Given exercise »
Exactly reproduce all the records, keeping pictures out of the copy.
◇ ◇ ◇ ◇ ◇ ◇ ◇
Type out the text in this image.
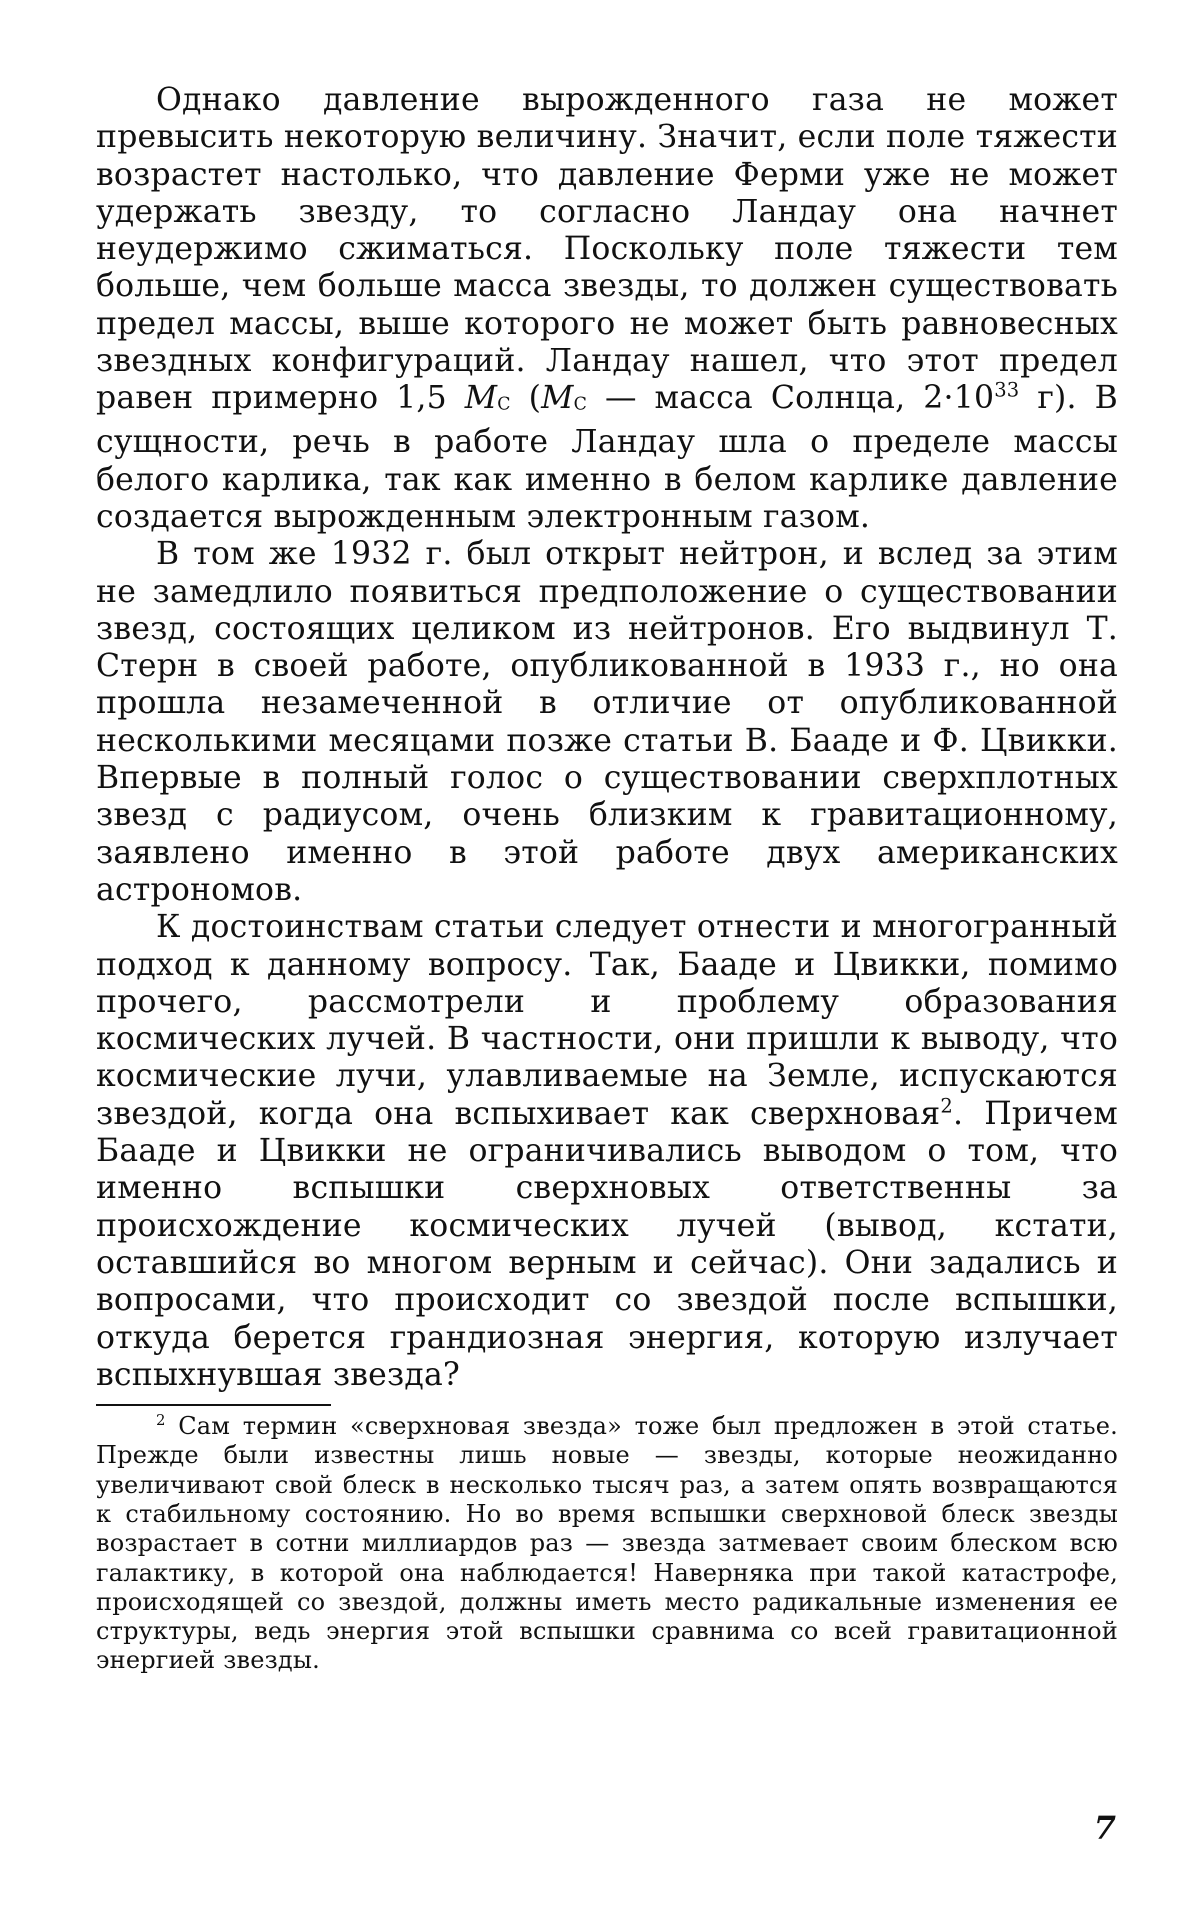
Однако давление вырожденного газа не может превысить некоторую величину. Значит, если поле тяжести возрастет настолько, что давление Ферми уже не может удержать звезду, то согласно Ландау она начнет неудержимо сжиматься. Поскольку поле тяжести тем больше, чем больше масса звезды, то должен существовать предел массы, выше которого не может быть равновесных звездных конфигураций. Ландау нашел, что этот предел равен примерно 1,5 MC (MC — масса Солнца, $2\cdot 10^{33}$ г). В сущности, речь в работе Ландау шла о пределе массы белого карлика, так как именно в белом карлике давление создается вырожденным электронным газом.

В том же 1932 г. был открыт нейтрон, и вслед за этим не замедлило появиться предположение о существовании звезд, состоящих целиком из нейтронов. Его выдвинул Т. Стерн в своей работе, опубликованной в 1933 г., но она прошла незамеченной в отличие от опубликованной несколькими месяцами позже статьи В. Бааде и Ф. Цвикки. Впервые в полный голос о существовании сверхплотных звезд с радиусом, очень близким к гравитационному, заявлено именно в этой работе двух американских астрономов.

К достоинствам статьи следует отнести и многогранный подход к данному вопросу. Так, Бааде и Цвикки, помимо прочего, рассмотрели и проблему образования космических лучей. В частности, они пришли к выводу, что космические лучи, улавливаемые на Земле, испускаются звездой, когда она вспыхивает как сверхновая$^2$. Причем Бааде и Цвикки не ограничивались выводом о том, что именно вспышки сверхновых ответственны за происхождение космических лучей (вывод, кстати, оставшийся во многом верным и сейчас). Они задались и вопросами, что происходит со звездой после вспышки, откуда берется грандиозная энергия, которую излучает вспыхнувшая звезда?

$^2$ Сам термин «сверхновая звезда» тоже был предложен в этой статье. Прежде были известны лишь новые — звезды, которые неожиданно увеличивают свой блеск в несколько тысяч раз, а затем опять возвращаются к стабильному состоянию. Но во время вспышки сверхновой блеск звезды возрастает в сотни миллиардов раз — звезда затмевает своим блеском всю галактику, в которой она наблюдается! Наверняка при такой катастрофе, происходящей со звездой, должны иметь место радикальные изменения ее структуры, ведь энергия этой вспышки сравнима со всей гравитационной энергией звезды.

7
◇ ◇ ◇ ◇ ◇ ◇ ◇
Result of this task »
Type out the text in this image.
Однако давление вырожденного газа не может превысить некоторую величину. Значит, если поле тяжести возрастет настолько, что давление Ферми уже не может удержать звезду, то согласно Ландау она начнет неудержимо сжиматься. Поскольку поле тяжести тем больше, чем больше масса звезды, то должен существовать предел массы, выше которого не может быть равновесных звездных конфигураций. Ландау нашел, что этот предел равен примерно 1,5 MC (MC — масса Солнца, $2\cdot 10^{33}$ г). В сущности, речь в работе Ландау шла о пределе массы белого карлика, так как именно в белом карлике давление создается вырожденным электронным газом.

В том же 1932 г. был открыт нейтрон, и вслед за этим не замедлило появиться предположение о существовании звезд, состоящих целиком из нейтронов. Его выдвинул Т. Стерн в своей работе, опубликованной в 1933 г., но она прошла незамеченной в отличие от опубликованной несколькими месяцами позже статьи В. Бааде и Ф. Цвикки. Впервые в полный голос о существовании сверхплотных звезд с радиусом, очень близким к гравитационному, заявлено именно в этой работе двух американских астрономов.

К достоинствам статьи следует отнести и многогранный подход к данному вопросу. Так, Бааде и Цвикки, помимо прочего, рассмотрели и проблему образования космических лучей. В частности, они пришли к выводу, что космические лучи, улавливаемые на Земле, испускаются звездой, когда она вспыхивает как сверхновая$^2$. Причем Бааде и Цвикки не ограничивались выводом о том, что именно вспышки сверхновых ответственны за происхождение космических лучей (вывод, кстати, оставшийся во многом верным и сейчас). Они задались и вопросами, что происходит со звездой после вспышки, откуда берется грандиозная энергия, которую излучает вспыхнувшая звезда?

$^2$ Сам термин «сверхновая звезда» тоже был предложен в этой статье. Прежде были известны лишь новые — звезды, которые неожиданно увеличивают свой блеск в несколько тысяч раз, а затем опять возвращаются к стабильному состоянию. Но во время вспышки сверхновой блеск звезды возрастает в сотни миллиардов раз — звезда затмевает своим блеском всю галактику, в которой она наблюдается! Наверняка при такой катастрофе, происходящей со звездой, должны иметь место радикальные изменения ее структуры, ведь энергия этой вспышки сравнима со всей гравитационной энергией звезды.

7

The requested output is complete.